## PROMPT
Report only the number of lines in the records that contain the word "image".
▼
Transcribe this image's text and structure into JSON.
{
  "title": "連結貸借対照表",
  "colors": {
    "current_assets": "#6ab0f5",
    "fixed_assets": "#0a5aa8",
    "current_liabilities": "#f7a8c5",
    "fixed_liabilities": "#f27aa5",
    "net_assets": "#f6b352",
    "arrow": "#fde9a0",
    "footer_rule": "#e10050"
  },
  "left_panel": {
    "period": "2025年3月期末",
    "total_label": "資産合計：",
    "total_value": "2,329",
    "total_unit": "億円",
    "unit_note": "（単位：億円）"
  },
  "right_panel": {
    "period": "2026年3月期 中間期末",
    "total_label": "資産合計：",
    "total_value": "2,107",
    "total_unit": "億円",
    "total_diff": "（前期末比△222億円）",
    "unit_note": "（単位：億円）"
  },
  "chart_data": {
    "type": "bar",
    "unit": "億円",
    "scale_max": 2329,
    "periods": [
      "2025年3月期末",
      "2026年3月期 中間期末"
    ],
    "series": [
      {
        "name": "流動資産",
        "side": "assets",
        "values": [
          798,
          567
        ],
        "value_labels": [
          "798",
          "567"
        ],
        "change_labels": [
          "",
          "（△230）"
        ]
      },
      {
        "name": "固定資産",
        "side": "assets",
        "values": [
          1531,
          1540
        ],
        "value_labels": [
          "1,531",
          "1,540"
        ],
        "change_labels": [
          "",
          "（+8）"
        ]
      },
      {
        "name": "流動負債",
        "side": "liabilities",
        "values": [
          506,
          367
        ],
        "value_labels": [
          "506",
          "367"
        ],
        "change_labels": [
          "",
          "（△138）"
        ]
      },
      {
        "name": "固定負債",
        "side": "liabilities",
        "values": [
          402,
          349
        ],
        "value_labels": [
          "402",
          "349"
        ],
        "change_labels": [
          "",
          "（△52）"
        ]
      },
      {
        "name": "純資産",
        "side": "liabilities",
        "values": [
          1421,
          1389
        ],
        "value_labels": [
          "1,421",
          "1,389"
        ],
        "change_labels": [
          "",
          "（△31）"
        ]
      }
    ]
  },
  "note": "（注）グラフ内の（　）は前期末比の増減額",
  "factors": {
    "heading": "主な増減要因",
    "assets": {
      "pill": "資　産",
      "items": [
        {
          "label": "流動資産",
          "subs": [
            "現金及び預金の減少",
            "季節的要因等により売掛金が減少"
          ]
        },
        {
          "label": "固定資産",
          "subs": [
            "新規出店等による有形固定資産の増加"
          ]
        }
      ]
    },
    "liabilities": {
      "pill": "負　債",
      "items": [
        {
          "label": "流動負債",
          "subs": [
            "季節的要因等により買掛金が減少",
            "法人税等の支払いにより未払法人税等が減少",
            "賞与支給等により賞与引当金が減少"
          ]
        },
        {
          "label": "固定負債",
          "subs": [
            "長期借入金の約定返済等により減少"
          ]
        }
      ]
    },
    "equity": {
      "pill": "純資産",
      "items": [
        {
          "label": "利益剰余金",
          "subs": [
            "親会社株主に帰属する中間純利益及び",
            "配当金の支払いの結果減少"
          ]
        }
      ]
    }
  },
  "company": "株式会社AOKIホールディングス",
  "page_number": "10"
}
▲
▼
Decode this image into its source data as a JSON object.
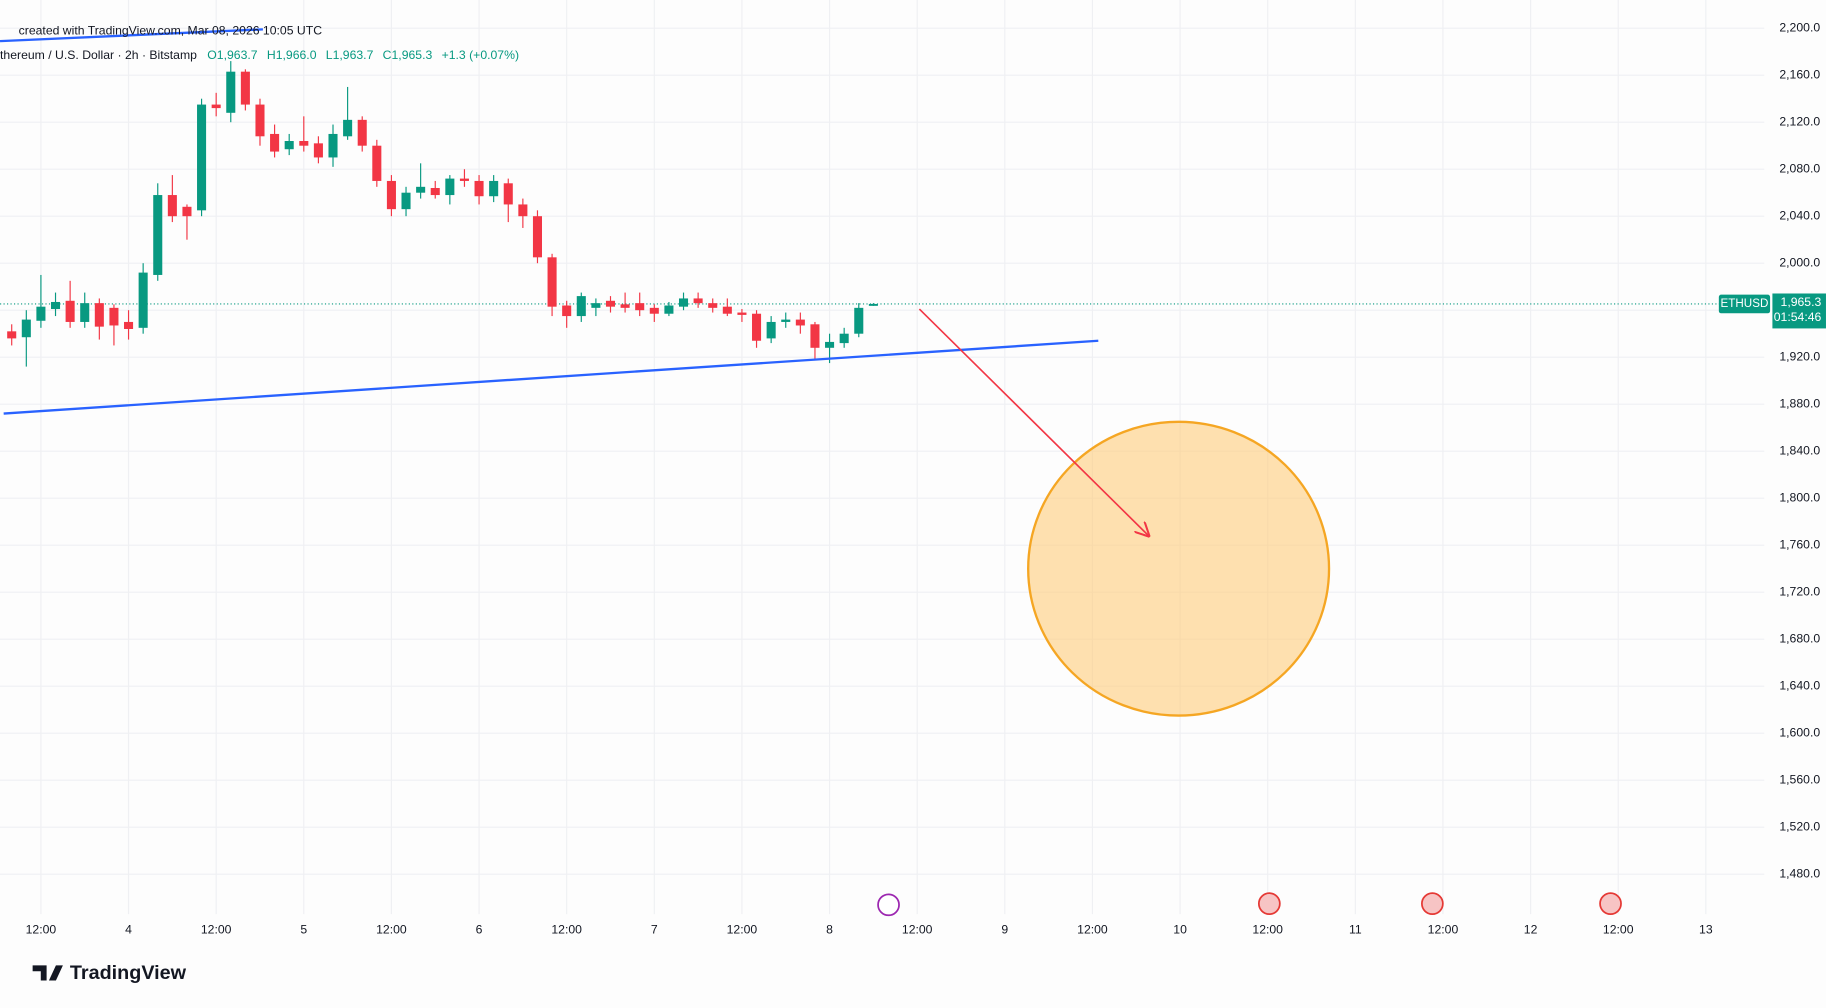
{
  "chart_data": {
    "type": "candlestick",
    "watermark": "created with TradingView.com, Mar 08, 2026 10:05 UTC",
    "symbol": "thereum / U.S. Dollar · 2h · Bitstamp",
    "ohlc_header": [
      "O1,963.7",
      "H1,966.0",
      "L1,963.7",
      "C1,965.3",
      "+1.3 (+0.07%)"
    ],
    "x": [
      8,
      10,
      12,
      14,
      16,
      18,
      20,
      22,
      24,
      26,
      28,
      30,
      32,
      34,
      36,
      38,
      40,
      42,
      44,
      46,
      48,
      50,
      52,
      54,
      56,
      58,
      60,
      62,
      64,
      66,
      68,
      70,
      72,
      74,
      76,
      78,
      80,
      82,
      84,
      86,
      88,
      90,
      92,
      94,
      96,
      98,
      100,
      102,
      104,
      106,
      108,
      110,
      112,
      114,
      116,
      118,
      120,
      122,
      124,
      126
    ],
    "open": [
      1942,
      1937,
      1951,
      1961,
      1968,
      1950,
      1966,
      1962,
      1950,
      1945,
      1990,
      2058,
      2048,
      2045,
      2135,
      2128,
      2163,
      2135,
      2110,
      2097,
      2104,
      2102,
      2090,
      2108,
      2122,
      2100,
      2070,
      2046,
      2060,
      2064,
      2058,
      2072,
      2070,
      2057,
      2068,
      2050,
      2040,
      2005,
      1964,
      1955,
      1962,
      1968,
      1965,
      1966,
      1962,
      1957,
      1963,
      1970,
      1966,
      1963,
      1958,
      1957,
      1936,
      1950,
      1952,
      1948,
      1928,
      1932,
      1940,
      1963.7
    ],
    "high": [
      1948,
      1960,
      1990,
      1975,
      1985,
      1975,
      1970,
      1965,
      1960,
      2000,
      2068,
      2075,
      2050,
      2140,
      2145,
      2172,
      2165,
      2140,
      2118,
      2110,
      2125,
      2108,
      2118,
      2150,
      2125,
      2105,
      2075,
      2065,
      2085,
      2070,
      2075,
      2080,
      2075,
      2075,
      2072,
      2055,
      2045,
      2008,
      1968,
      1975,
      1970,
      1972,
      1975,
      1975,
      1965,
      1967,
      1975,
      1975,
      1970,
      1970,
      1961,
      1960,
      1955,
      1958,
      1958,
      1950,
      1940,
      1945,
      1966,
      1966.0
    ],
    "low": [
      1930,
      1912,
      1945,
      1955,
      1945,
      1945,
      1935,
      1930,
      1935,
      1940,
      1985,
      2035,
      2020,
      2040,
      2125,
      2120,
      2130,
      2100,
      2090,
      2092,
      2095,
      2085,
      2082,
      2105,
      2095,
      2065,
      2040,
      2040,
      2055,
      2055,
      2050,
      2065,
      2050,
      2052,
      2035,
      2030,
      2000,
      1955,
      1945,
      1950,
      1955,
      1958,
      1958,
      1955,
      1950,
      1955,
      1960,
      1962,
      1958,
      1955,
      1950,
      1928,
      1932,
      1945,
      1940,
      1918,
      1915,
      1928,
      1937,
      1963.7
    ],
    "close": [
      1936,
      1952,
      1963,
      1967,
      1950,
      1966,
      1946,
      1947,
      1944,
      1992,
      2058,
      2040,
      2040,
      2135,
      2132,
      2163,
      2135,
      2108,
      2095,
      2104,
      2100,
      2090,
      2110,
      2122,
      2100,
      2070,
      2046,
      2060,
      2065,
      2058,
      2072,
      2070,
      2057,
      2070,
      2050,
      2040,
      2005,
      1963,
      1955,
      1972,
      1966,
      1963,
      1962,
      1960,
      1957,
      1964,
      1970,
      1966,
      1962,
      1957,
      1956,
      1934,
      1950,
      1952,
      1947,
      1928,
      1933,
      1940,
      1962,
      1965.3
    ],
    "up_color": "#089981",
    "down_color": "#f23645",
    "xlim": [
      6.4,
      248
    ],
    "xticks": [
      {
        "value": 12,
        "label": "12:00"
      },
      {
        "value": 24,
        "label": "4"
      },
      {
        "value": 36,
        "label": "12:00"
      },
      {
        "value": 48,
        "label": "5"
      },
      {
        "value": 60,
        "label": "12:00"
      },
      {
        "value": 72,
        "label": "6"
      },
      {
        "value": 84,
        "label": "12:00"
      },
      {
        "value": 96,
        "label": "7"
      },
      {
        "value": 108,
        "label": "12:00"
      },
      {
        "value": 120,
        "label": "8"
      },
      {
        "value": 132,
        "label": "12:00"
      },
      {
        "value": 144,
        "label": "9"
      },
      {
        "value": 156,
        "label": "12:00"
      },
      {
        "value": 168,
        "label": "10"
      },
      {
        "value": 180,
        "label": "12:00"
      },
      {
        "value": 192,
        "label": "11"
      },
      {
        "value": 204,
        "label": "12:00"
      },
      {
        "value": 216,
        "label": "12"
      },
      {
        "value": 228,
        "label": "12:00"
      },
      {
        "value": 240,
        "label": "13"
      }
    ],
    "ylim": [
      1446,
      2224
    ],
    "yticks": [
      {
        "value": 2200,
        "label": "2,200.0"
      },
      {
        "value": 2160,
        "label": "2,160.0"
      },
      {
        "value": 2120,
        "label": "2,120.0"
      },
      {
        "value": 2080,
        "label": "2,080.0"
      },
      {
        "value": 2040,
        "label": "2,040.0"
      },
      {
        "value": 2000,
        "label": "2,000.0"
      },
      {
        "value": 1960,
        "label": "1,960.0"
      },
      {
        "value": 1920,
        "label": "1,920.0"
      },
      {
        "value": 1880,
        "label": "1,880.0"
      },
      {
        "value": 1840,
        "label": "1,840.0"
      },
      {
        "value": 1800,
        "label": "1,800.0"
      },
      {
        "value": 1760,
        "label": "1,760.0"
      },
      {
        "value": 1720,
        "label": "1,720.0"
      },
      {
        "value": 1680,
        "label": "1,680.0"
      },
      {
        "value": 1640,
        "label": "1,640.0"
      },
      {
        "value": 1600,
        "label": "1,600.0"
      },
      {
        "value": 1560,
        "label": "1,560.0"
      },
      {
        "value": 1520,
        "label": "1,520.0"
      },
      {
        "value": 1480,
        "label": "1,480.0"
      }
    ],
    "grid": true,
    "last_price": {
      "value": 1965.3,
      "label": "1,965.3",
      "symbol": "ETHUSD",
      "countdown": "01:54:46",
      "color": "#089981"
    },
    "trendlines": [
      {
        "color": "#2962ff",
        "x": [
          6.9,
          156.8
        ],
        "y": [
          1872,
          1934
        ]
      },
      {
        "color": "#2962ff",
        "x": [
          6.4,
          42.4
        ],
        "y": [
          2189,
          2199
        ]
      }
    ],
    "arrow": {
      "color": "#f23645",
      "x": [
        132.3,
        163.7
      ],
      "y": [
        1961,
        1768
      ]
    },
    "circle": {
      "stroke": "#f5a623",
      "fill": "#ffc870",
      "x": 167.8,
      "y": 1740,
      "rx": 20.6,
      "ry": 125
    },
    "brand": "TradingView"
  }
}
▲
## OUTPUT OF THE EXERCISE
2